Stated task:
Present every line in which the string "Diferencia" appears.

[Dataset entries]
■ ■ ■ ■ ■
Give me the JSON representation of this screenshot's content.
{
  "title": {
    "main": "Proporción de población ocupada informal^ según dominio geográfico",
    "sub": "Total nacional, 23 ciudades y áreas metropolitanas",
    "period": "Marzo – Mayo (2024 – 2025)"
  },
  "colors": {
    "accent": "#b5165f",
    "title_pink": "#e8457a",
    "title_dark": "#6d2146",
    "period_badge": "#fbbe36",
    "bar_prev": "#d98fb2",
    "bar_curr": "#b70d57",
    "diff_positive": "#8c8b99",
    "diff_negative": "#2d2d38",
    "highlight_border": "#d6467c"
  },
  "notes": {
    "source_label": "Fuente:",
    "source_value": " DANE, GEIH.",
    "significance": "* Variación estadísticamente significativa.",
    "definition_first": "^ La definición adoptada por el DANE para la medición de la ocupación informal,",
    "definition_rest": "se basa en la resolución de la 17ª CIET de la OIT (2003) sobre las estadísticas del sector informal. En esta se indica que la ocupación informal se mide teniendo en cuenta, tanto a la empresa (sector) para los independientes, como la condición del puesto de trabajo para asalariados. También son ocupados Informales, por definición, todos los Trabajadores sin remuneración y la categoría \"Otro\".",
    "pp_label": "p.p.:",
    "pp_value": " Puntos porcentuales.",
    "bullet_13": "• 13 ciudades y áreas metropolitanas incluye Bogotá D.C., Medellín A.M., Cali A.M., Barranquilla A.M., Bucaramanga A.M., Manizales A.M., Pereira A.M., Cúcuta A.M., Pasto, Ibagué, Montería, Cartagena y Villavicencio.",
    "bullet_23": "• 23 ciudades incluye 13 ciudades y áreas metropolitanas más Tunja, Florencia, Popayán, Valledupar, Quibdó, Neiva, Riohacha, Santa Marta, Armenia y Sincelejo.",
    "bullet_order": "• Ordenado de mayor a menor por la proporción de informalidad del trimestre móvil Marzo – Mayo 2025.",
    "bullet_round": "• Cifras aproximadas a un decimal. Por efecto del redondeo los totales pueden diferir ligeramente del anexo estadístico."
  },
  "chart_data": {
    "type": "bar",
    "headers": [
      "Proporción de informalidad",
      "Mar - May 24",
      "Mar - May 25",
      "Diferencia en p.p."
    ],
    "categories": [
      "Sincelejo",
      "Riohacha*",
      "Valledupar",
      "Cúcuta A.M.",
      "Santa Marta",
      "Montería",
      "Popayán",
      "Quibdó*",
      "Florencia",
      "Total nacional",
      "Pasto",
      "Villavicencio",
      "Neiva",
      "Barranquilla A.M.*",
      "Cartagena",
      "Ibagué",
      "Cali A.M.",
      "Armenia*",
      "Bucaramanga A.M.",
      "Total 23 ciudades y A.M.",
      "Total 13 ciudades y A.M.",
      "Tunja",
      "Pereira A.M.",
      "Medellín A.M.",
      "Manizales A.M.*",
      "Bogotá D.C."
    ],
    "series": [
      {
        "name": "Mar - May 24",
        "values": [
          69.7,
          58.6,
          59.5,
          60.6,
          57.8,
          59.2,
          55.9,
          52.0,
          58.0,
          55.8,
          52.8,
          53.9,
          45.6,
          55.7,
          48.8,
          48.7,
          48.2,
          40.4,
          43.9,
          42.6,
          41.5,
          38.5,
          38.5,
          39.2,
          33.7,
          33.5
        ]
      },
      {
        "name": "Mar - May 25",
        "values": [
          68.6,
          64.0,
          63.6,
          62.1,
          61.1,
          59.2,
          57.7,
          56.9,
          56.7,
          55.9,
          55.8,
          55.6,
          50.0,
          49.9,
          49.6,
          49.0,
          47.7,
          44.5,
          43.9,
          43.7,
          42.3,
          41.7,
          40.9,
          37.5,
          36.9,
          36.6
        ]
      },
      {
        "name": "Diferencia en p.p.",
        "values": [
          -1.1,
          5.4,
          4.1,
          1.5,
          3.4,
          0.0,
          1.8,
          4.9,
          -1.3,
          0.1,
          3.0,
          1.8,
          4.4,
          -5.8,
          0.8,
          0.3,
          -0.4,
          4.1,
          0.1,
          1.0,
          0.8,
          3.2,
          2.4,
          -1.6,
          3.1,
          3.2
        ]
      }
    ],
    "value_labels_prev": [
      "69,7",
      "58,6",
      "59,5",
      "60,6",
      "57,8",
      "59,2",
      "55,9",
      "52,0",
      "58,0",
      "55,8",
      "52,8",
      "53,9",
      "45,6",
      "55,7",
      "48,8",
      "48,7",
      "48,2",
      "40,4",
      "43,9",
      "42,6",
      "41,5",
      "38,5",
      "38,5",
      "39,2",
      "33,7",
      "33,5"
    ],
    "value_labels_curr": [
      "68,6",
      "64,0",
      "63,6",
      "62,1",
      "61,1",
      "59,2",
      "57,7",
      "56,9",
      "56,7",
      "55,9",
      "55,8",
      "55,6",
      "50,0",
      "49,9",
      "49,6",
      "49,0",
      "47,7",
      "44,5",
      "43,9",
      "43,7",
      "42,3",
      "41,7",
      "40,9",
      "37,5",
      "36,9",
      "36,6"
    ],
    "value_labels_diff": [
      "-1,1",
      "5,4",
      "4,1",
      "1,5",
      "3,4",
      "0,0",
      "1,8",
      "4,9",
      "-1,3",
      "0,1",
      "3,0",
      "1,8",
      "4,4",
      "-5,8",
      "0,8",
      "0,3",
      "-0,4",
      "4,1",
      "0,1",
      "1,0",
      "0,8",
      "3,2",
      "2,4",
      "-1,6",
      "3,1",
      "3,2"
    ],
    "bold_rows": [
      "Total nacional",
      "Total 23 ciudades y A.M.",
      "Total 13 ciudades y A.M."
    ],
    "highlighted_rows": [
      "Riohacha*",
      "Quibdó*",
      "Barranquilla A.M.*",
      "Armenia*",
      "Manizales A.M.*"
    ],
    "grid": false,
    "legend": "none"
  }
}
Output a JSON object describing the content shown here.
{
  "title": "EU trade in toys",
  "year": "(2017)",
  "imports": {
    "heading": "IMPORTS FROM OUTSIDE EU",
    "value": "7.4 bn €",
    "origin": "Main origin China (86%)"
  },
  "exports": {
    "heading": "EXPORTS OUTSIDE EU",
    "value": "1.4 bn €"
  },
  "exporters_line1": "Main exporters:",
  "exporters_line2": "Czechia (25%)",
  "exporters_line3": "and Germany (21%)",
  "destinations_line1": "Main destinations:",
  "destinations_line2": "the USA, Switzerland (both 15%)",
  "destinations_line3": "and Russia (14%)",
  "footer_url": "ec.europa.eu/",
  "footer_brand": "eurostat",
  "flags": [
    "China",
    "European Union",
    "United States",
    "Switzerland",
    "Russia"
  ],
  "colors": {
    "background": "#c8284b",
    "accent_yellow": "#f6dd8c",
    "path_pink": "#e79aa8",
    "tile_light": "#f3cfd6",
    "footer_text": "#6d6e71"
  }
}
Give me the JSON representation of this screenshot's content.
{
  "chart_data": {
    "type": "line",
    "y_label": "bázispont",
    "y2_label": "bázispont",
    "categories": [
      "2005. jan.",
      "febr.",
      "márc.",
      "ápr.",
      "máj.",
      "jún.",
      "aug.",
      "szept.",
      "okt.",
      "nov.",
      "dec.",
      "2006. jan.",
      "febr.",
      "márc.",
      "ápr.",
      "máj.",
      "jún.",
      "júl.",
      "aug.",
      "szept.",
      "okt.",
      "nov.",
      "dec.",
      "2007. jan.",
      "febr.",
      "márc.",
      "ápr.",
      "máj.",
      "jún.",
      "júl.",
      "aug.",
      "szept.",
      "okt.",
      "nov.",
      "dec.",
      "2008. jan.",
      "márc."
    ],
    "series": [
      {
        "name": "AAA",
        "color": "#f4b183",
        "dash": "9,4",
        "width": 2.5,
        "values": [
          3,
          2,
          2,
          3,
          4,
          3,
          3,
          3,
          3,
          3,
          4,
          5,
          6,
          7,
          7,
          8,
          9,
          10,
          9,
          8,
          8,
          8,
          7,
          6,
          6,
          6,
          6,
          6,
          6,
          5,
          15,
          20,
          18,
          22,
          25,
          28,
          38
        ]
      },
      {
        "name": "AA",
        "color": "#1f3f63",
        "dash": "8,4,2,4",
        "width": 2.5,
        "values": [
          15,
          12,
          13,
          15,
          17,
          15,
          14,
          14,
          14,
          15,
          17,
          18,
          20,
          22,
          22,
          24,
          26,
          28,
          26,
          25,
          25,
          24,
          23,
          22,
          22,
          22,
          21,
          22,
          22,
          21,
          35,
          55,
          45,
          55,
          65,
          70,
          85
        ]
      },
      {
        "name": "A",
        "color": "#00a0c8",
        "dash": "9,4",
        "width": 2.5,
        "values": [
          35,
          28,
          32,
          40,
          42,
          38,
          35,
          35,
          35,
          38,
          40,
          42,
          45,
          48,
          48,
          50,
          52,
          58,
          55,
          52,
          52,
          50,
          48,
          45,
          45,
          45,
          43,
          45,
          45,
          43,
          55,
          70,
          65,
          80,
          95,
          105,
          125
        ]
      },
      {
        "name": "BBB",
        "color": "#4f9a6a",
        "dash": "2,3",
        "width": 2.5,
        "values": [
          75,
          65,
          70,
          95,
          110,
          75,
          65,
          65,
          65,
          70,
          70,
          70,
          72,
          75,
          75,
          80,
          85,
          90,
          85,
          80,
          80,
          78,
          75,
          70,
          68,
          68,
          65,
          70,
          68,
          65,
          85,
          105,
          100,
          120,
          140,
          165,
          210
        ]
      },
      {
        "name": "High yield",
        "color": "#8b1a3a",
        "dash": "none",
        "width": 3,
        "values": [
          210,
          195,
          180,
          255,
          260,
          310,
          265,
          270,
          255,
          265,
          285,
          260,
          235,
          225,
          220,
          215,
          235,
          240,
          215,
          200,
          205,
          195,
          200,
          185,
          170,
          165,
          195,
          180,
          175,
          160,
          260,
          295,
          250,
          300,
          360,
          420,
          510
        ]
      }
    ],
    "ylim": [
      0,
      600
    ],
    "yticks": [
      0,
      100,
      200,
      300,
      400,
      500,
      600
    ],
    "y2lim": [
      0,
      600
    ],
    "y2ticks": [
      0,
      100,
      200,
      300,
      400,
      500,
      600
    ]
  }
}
■ ■ ■ ■ ■
Answer to the exercise:
      "Diferencia en p.p."
        "name": "Diferencia en p.p.",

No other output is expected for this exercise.